● Source data
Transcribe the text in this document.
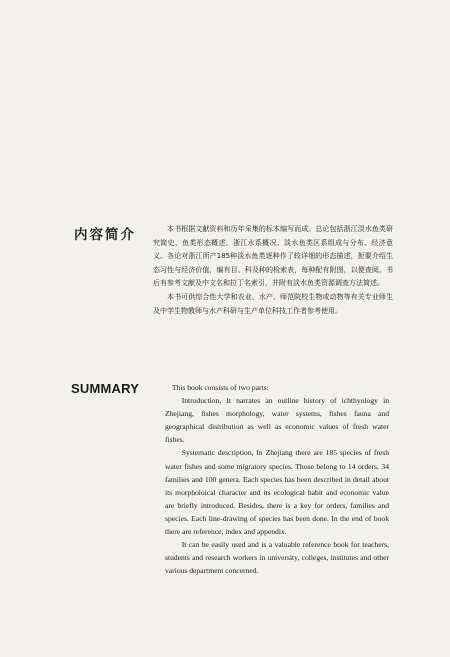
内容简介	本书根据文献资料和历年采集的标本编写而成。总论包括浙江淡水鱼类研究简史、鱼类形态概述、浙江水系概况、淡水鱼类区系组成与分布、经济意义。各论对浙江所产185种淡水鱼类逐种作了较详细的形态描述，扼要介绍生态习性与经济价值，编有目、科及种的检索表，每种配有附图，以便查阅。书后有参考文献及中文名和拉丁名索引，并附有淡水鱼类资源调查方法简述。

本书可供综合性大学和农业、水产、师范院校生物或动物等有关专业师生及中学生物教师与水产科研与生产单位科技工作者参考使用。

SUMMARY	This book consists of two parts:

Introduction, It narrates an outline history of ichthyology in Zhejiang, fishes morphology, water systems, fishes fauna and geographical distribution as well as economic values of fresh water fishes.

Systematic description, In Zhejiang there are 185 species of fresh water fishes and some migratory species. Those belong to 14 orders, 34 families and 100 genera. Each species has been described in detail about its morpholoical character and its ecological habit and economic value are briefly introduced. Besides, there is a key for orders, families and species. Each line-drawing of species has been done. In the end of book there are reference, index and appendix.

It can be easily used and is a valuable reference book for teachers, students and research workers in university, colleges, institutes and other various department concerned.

● Directive
Read the entries and show each line that mentions "book".

● Exercise response
SUMMARY	This book consists of two parts:
Systematic description, In Zhejiang there are 185 species of fresh water fishes and some migratory species. Those belong to 14 orders, 34 families and 100 genera. Each species has been described in detail about its morpholoical character and its ecological habit and economic value are briefly introduced. Besides, there is a key for orders, families and species. Each line-drawing of species has been done. In the end of book there are reference, index and appendix.
It can be easily used and is a valuable reference book for teachers, students and research workers in university, colleges, institutes and other various department concerned.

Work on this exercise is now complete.